*** RECORDS SHOWN

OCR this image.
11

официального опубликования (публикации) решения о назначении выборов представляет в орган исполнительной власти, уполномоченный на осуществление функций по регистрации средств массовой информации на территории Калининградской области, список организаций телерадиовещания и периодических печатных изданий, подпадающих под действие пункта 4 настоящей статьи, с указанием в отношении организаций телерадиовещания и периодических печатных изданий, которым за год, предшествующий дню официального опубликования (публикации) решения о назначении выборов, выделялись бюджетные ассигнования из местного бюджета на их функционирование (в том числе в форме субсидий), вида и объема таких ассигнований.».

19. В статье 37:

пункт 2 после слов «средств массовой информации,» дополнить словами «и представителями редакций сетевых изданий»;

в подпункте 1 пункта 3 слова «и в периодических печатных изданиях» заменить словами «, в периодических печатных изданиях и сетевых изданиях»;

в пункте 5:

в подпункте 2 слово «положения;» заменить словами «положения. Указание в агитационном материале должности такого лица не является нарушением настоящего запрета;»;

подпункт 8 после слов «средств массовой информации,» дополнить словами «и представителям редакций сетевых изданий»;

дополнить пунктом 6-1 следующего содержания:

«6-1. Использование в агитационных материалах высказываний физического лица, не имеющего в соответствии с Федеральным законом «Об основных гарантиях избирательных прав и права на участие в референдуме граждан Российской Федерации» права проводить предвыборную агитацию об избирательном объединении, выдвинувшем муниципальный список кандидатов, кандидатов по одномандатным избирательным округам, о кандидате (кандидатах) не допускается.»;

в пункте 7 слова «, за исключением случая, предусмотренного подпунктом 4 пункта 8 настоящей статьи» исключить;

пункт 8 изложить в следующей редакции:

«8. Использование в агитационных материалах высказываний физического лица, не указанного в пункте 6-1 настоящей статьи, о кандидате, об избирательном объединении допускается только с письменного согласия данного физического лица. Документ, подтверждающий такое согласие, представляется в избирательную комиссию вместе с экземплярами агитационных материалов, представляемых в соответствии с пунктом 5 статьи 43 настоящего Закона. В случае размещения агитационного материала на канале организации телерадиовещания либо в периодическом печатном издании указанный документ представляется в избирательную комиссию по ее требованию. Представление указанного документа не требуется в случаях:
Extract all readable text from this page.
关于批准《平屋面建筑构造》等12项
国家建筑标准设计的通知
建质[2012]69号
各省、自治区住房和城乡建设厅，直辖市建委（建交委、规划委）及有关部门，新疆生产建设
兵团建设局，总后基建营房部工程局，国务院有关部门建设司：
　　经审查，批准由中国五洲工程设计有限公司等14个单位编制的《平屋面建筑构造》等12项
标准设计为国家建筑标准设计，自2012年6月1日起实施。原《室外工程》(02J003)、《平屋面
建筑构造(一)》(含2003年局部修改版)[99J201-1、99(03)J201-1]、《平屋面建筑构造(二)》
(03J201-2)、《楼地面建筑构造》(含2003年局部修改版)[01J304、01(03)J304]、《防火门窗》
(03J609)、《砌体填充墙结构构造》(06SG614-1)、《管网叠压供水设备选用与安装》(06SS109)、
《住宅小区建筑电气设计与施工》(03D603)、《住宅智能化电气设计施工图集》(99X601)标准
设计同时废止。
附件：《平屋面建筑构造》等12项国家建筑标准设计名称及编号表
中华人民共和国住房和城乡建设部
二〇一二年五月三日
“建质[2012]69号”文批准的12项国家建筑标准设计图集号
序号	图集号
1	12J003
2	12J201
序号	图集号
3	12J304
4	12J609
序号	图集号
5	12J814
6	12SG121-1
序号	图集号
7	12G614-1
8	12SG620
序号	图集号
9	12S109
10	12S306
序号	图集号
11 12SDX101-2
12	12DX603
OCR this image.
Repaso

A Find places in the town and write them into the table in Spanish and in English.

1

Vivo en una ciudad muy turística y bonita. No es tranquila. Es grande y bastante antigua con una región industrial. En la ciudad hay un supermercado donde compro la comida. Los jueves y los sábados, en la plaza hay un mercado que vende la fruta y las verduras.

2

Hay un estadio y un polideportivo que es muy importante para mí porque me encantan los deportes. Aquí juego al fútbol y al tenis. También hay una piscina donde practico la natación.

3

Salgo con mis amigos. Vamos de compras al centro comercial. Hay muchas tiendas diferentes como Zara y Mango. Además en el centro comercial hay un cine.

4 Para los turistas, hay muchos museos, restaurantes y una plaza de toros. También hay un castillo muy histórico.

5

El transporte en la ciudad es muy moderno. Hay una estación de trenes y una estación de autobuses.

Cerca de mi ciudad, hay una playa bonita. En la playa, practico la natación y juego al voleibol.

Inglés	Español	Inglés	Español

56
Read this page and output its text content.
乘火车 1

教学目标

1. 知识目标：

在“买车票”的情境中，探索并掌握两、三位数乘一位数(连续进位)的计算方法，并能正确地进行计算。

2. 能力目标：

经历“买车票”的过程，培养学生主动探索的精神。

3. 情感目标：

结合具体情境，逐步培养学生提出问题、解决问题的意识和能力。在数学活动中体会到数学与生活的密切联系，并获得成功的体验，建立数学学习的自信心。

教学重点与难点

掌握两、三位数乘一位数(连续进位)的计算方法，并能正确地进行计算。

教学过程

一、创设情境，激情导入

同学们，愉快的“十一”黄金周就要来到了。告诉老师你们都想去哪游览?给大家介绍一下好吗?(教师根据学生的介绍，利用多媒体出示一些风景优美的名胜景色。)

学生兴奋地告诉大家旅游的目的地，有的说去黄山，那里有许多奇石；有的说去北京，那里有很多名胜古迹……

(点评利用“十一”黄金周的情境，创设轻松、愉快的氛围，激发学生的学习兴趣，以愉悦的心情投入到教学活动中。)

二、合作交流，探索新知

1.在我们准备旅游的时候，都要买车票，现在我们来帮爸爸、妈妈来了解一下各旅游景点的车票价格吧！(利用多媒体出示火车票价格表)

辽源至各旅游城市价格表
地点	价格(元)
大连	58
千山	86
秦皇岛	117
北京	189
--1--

******

AIM OF THE EXERCISE: Retype all the records, matching them exactly.

IN RESPONSE:
OCR this image.
11

официального опубликования (публикации) решения о назначении выборов представляет в орган исполнительной власти, уполномоченный на осуществление функций по регистрации средств массовой информации на территории Калининградской области, список организаций телерадиовещания и периодических печатных изданий, подпадающих под действие пункта 4 настоящей статьи, с указанием в отношении организаций телерадиовещания и периодических печатных изданий, которым за год, предшествующий дню официального опубликования (публикации) решения о назначении выборов, выделялись бюджетные ассигнования из местного бюджета на их функционирование (в том числе в форме субсидий), вида и объема таких ассигнований.».

19. В статье 37:

пункт 2 после слов «средств массовой информации,» дополнить словами «и представителями редакций сетевых изданий»;

в подпункте 1 пункта 3 слова «и в периодических печатных изданиях» заменить словами «, в периодических печатных изданиях и сетевых изданиях»;

в пункте 5:

в подпункте 2 слово «положения;» заменить словами «положения. Указание в агитационном материале должности такого лица не является нарушением настоящего запрета;»;

подпункт 8 после слов «средств массовой информации,» дополнить словами «и представителям редакций сетевых изданий»;

дополнить пунктом 6-1 следующего содержания:

«6-1. Использование в агитационных материалах высказываний физического лица, не имеющего в соответствии с Федеральным законом «Об основных гарантиях избирательных прав и права на участие в референдуме граждан Российской Федерации» права проводить предвыборную агитацию об избирательном объединении, выдвинувшем муниципальный список кандидатов, кандидатов по одномандатным избирательным округам, о кандидате (кандидатах) не допускается.»;

в пункте 7 слова «, за исключением случая, предусмотренного подпунктом 4 пункта 8 настоящей статьи» исключить;

пункт 8 изложить в следующей редакции:

«8. Использование в агитационных материалах высказываний физического лица, не указанного в пункте 6-1 настоящей статьи, о кандидате, об избирательном объединении допускается только с письменного согласия данного физического лица. Документ, подтверждающий такое согласие, представляется в избирательную комиссию вместе с экземплярами агитационных материалов, представляемых в соответствии с пунктом 5 статьи 43 настоящего Закона. В случае размещения агитационного материала на канале организации телерадиовещания либо в периодическом печатном издании указанный документ представляется в избирательную комиссию по ее требованию. Представление указанного документа не требуется в случаях:
Extract all readable text from this page.
关于批准《平屋面建筑构造》等12项
国家建筑标准设计的通知
建质[2012]69号
各省、自治区住房和城乡建设厅，直辖市建委（建交委、规划委）及有关部门，新疆生产建设
兵团建设局，总后基建营房部工程局，国务院有关部门建设司：
　　经审查，批准由中国五洲工程设计有限公司等14个单位编制的《平屋面建筑构造》等12项
标准设计为国家建筑标准设计，自2012年6月1日起实施。原《室外工程》(02J003)、《平屋面
建筑构造(一)》(含2003年局部修改版)[99J201-1、99(03)J201-1]、《平屋面建筑构造(二)》
(03J201-2)、《楼地面建筑构造》(含2003年局部修改版)[01J304、01(03)J304]、《防火门窗》
(03J609)、《砌体填充墙结构构造》(06SG614-1)、《管网叠压供水设备选用与安装》(06SS109)、
《住宅小区建筑电气设计与施工》(03D603)、《住宅智能化电气设计施工图集》(99X601)标准
设计同时废止。
附件：《平屋面建筑构造》等12项国家建筑标准设计名称及编号表
中华人民共和国住房和城乡建设部
二〇一二年五月三日
“建质[2012]69号”文批准的12项国家建筑标准设计图集号
序号	图集号
1	12J003
2	12J201
序号	图集号
3	12J304
4	12J609
序号	图集号
5	12J814
6	12SG121-1
序号	图集号
7	12G614-1
8	12SG620
序号	图集号
9	12S109
10	12S306
序号	图集号
11 12SDX101-2
12	12DX603
OCR this image.
Repaso

A Find places in the town and write them into the table in Spanish and in English.

1

Vivo en una ciudad muy turística y bonita. No es tranquila. Es grande y bastante antigua con una región industrial. En la ciudad hay un supermercado donde compro la comida. Los jueves y los sábados, en la plaza hay un mercado que vende la fruta y las verduras.

2

Hay un estadio y un polideportivo que es muy importante para mí porque me encantan los deportes. Aquí juego al fútbol y al tenis. También hay una piscina donde practico la natación.

3

Salgo con mis amigos. Vamos de compras al centro comercial. Hay muchas tiendas diferentes como Zara y Mango. Además en el centro comercial hay un cine.

4 Para los turistas, hay muchos museos, restaurantes y una plaza de toros. También hay un castillo muy histórico.

5

El transporte en la ciudad es muy moderno. Hay una estación de trenes y una estación de autobuses.

Cerca de mi ciudad, hay una playa bonita. En la playa, practico la natación y juego al voleibol.

Inglés	Español	Inglés	Español

56
Read this page and output its text content.
乘火车 1

教学目标

1. 知识目标：

在“买车票”的情境中，探索并掌握两、三位数乘一位数(连续进位)的计算方法，并能正确地进行计算。

2. 能力目标：

经历“买车票”的过程，培养学生主动探索的精神。

3. 情感目标：

结合具体情境，逐步培养学生提出问题、解决问题的意识和能力。在数学活动中体会到数学与生活的密切联系，并获得成功的体验，建立数学学习的自信心。

教学重点与难点

掌握两、三位数乘一位数(连续进位)的计算方法，并能正确地进行计算。

教学过程

一、创设情境，激情导入

同学们，愉快的“十一”黄金周就要来到了。告诉老师你们都想去哪游览?给大家介绍一下好吗?(教师根据学生的介绍，利用多媒体出示一些风景优美的名胜景色。)

学生兴奋地告诉大家旅游的目的地，有的说去黄山，那里有许多奇石；有的说去北京，那里有很多名胜古迹……

(点评利用“十一”黄金周的情境，创设轻松、愉快的氛围，激发学生的学习兴趣，以愉悦的心情投入到教学活动中。)

二、合作交流，探索新知

1.在我们准备旅游的时候，都要买车票，现在我们来帮爸爸、妈妈来了解一下各旅游景点的车票价格吧！(利用多媒体出示火车票价格表)

辽源至各旅游城市价格表
地点	价格(元)
大连	58
千山	86
秦皇岛	117
北京	189
--1--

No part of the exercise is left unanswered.